→ Supplied records
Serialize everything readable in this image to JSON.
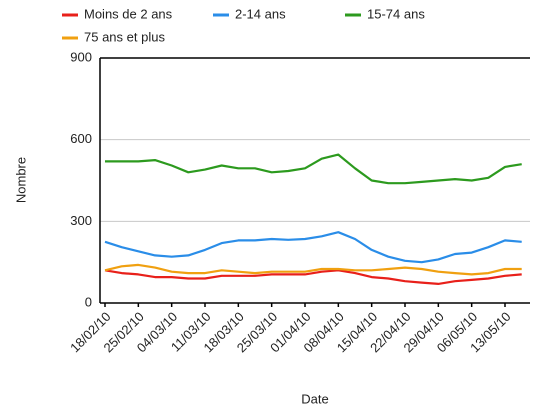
{
  "chart_data": {
    "type": "line",
    "x_label": "Date",
    "y_label": "Nombre",
    "categories": [
      "18/02/10",
      null,
      "25/02/10",
      null,
      "04/03/10",
      null,
      "11/03/10",
      null,
      "18/03/10",
      null,
      "25/03/10",
      null,
      "01/04/10",
      null,
      "08/04/10",
      null,
      "15/04/10",
      null,
      "22/04/10",
      null,
      "29/04/10",
      null,
      "06/05/10",
      null,
      "13/05/10",
      null
    ],
    "series": [
      {
        "name": "Moins de 2 ans",
        "color": "#e8201a",
        "values": [
          120,
          110,
          105,
          95,
          95,
          90,
          90,
          100,
          100,
          100,
          105,
          105,
          105,
          115,
          120,
          110,
          95,
          90,
          80,
          75,
          70,
          80,
          85,
          90,
          100,
          105
        ]
      },
      {
        "name": "2-14 ans",
        "color": "#2a8de8",
        "values": [
          225,
          205,
          190,
          175,
          170,
          175,
          195,
          220,
          230,
          230,
          235,
          232,
          235,
          245,
          260,
          235,
          195,
          170,
          155,
          150,
          160,
          180,
          185,
          205,
          230,
          225
        ]
      },
      {
        "name": "15-74 ans",
        "color": "#2c9a1e",
        "values": [
          520,
          520,
          520,
          525,
          505,
          480,
          490,
          505,
          495,
          495,
          480,
          485,
          495,
          530,
          545,
          495,
          450,
          440,
          440,
          445,
          450,
          455,
          450,
          460,
          500,
          510
        ]
      },
      {
        "name": "75 ans et plus",
        "color": "#f0a010",
        "values": [
          120,
          135,
          140,
          130,
          115,
          110,
          110,
          120,
          115,
          110,
          115,
          115,
          115,
          125,
          125,
          120,
          120,
          125,
          130,
          125,
          115,
          110,
          105,
          110,
          125,
          125
        ]
      }
    ],
    "ylim": [
      0,
      900
    ],
    "yticks": [
      0,
      300,
      600,
      900
    ],
    "grid": true
  }
}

→ Instructions for the task
In how many lines does the word "name" appear? Respond with the number alone.

→ The completed task
4